Collection entries.

= = =

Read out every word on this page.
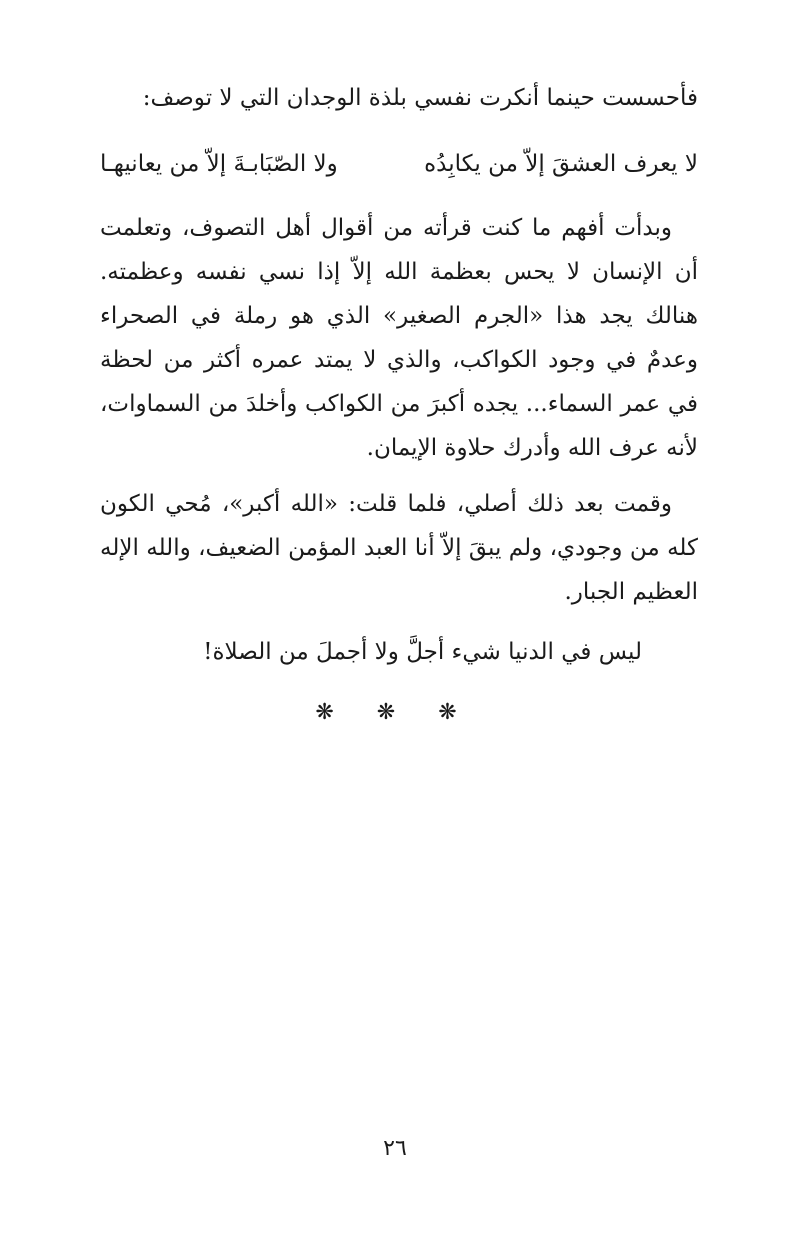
فأحسست حينما أنكرت نفسي بلذة الوجدان التي لا توصف:

لا يعرف العشقَ إلاّ من يكابِدُه
ولا الصّبَابـةَ إلاّ من يعانيهـا

وبدأت أفهم ما كنت قرأته من أقوال أهل التصوف، وتعلمت أن الإنسان لا يحس بعظمة الله إلاّ إذا نسي نفسه وعظمته. هنالك يجد هذا «الجرم الصغير» الذي هو رملة في الصحراء وعدمٌ في وجود الكواكب، والذي لا يمتد عمره أكثر من لحظة في عمر السماء... يجده أكبرَ من الكواكب وأخلدَ من السماوات، لأنه عرف الله وأدرك حلاوة الإيمان.

وقمت بعد ذلك أصلي، فلما قلت: «الله أكبر»، مُحي الكون كله من وجودي، ولم يبقَ إلاّ أنا العبد المؤمن الضعيف، والله الإله العظيم الجبار.

ليس في الدنيا شيء أجلَّ ولا أجملَ من الصلاة!
❋ ❋ ❋
٢٦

= = =

Exercise brief.
Using the records given above, list every line that includes the word "الله".

Written solution.
وبدأت أفهم ما كنت قرأته من أقوال أهل التصوف، وتعلمت أن الإنسان لا يحس بعظمة الله إلاّ إذا نسي نفسه وعظمته. هنالك يجد هذا «الجرم الصغير» الذي هو رملة في الصحراء وعدمٌ في وجود الكواكب، والذي لا يمتد عمره أكثر من لحظة في عمر السماء... يجده أكبرَ من الكواكب وأخلدَ من السماوات، لأنه عرف الله وأدرك حلاوة الإيمان.
وقمت بعد ذلك أصلي، فلما قلت: «الله أكبر»، مُحي الكون كله من وجودي، ولم يبقَ إلاّ أنا العبد المؤمن الضعيف، والله الإله العظيم الجبار.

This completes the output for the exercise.